Transcribe the listing exactly, leaving out every picture.
--- begin ---
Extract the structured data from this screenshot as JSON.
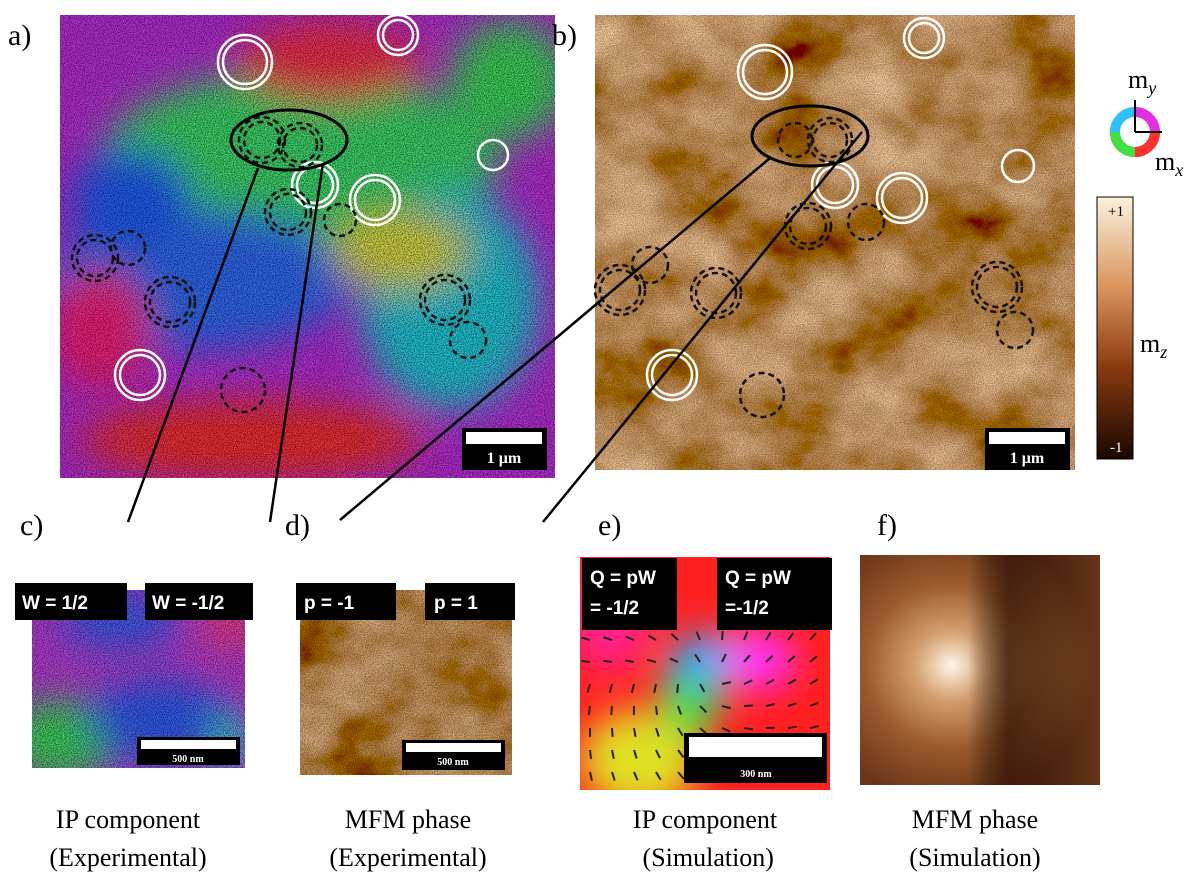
{
  "panels": {
    "a": {
      "label": "a)",
      "scale_bar": "1 μm"
    },
    "b": {
      "label": "b)",
      "scale_bar": "1 μm"
    },
    "c": {
      "label": "c)",
      "tags": [
        "W = 1/2",
        "W = -1/2"
      ],
      "scale_bar": "500 nm",
      "caption": [
        "IP component",
        "(Experimental)"
      ]
    },
    "d": {
      "label": "d)",
      "tags": [
        "p = -1",
        "p = 1"
      ],
      "scale_bar": "500 nm",
      "caption": [
        "MFM phase",
        "(Experimental)"
      ]
    },
    "e": {
      "label": "e)",
      "tags": [
        [
          "Q = pW",
          "= -1/2"
        ],
        [
          "Q = pW",
          "=-1/2"
        ]
      ],
      "scale_bar": "300 nm",
      "caption": [
        "IP component",
        " (Simulation)"
      ]
    },
    "f": {
      "label": "f)",
      "caption": [
        "MFM phase",
        "(Simulation)"
      ]
    }
  },
  "legend": {
    "my": "m",
    "my_sub": "y",
    "mx": "m",
    "mx_sub": "x",
    "mz": "m",
    "mz_sub": "z",
    "max": "+1",
    "min": "-1"
  }
}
--- end ---
■ Task output:
Extract the structured data from this screenshot as JSON.
{
  "panels": {
    "a": {
      "label": "a)",
      "scale_bar": "1 μm"
    },
    "b": {
      "label": "b)",
      "scale_bar": "1 μm"
    },
    "c": {
      "label": "c)",
      "tags": [
        "W = 1/2",
        "W = -1/2"
      ],
      "scale_bar": "500 nm",
      "caption": [
        "IP component",
        "(Experimental)"
      ]
    },
    "d": {
      "label": "d)",
      "tags": [
        "p = -1",
        "p = 1"
      ],
      "scale_bar": "500 nm",
      "caption": [
        "MFM phase",
        "(Experimental)"
      ]
    },
    "e": {
      "label": "e)",
      "tags": [
        [
          "Q = pW",
          "= -1/2"
        ],
        [
          "Q = pW",
          "=-1/2"
        ]
      ],
      "scale_bar": "300 nm",
      "caption": [
        "IP component",
        " (Simulation)"
      ]
    },
    "f": {
      "label": "f)",
      "caption": [
        "MFM phase",
        "(Simulation)"
      ]
    }
  },
  "legend": {
    "my": "m",
    "my_sub": "y",
    "mx": "m",
    "mx_sub": "x",
    "mz": "m",
    "mz_sub": "z",
    "max": "+1",
    "min": "-1"
  }
}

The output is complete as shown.